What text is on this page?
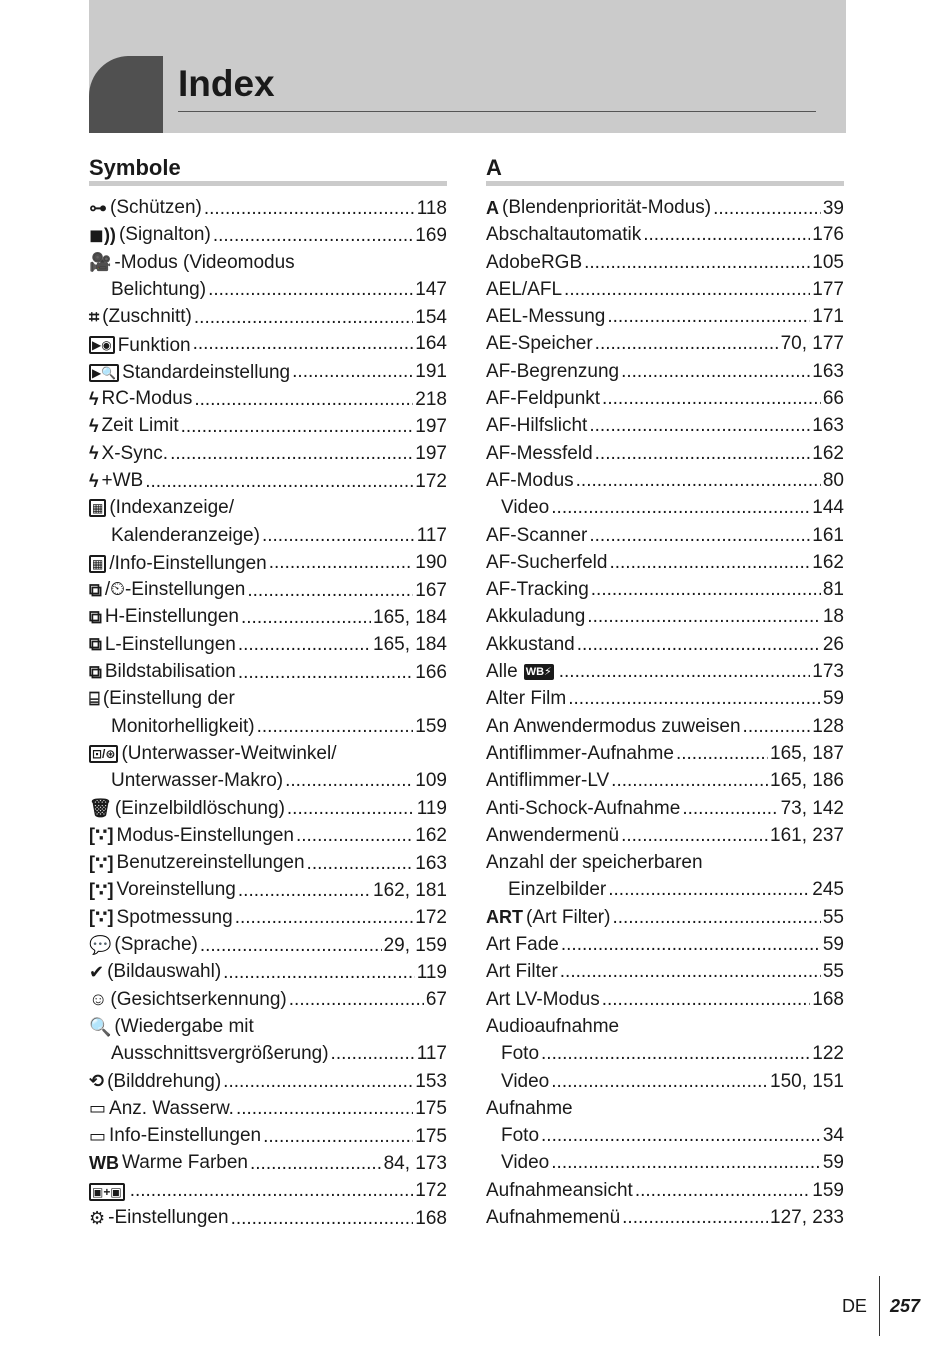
Index
Symbole
⊶ (Schützen) .....	118
◼)) (Signalton) .....	169
🎥 -Modus (Videomodus
Belichtung) .....	147
⌗ (Zuschnitt) .....	154
▶◉ Funktion .....	164
▶🔍 Standardeinstellung .....	191
ϟ RC-Modus .....	218
ϟ Zeit Limit .....	197
ϟ X-Sync. .....	197
ϟ +WB .....	172
▦ (Indexanzeige/
Kalenderanzeige) .....	117
▦ /Info-Einstellungen .....	190
⧉ /⏲-Einstellungen .....	167
⧉ H-Einstellungen .....	165, 184
⧉ L-Einstellungen .....	165, 184
⧉ Bildstabilisation .....	166
⌸ (Einstellung der
Monitorhelligkeit) .....	159
⊡/⊛ (Unterwasser-Weitwinkel/
Unterwasser-Makro) .....	109
🗑 (Einzelbildlöschung) .....	119
[∵] Modus-Einstellungen .....	162
[∵] Benutzereinstellungen .....	163
[∵] Voreinstellung .....	162, 181
[∵] Spotmessung .....	172
💬 (Sprache) .....	29, 159
✔ (Bildauswahl) .....	119
☺ (Gesichtserkennung) .....	67
🔍 (Wiedergabe mit
Ausschnittsvergrößerung) .....	117
⟲ (Bilddrehung) .....	153
▭ Anz. Wasserw. .....	175
▭ Info-Einstellungen .....	175
WB Warme Farben .....	84, 173
▣+▣ .....	172
⚙ -Einstellungen .....	168
A
A (Blendenpriorität-Modus) .....	39
Abschaltautomatik .....	176
AdobeRGB .....	105
AEL/AFL .....	177
AEL-Messung .....	171
AE-Speicher .....	70, 177
AF-Begrenzung .....	163
AF-Feldpunkt .....	66
AF-Hilfslicht .....	163
AF-Messfeld .....	162
AF-Modus .....	80
Video .....	144
AF-Scanner .....	161
AF-Sucherfeld .....	162
AF-Tracking .....	81
Akkuladung .....	18
Akkustand .....	26
Alle WB⚡ .....	173
Alter Film .....	59
An Anwendermodus zuweisen .....	128
Antiflimmer-Aufnahme .....	165, 187
Antiflimmer-LV .....	165, 186
Anti-Schock-Aufnahme .....	73, 142
Anwendermenü .....	161, 237
Anzahl der speicherbaren
Einzelbilder .....	245
ART (Art Filter) .....	55
Art Fade .....	59
Art Filter .....	55
Art LV-Modus .....	168
Audioaufnahme
Foto .....	122
Video .....	150, 151
Aufnahme
Foto .....	34
Video .....	59
Aufnahmeansicht .....	159
Aufnahmemenü .....	127, 233
DE 257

● ● ● ● ●

Every line in the data that holds "Antiflimmer" should be copied out.

Antiflimmer-Aufnahme .....	165, 187
Antiflimmer-LV .....	165, 186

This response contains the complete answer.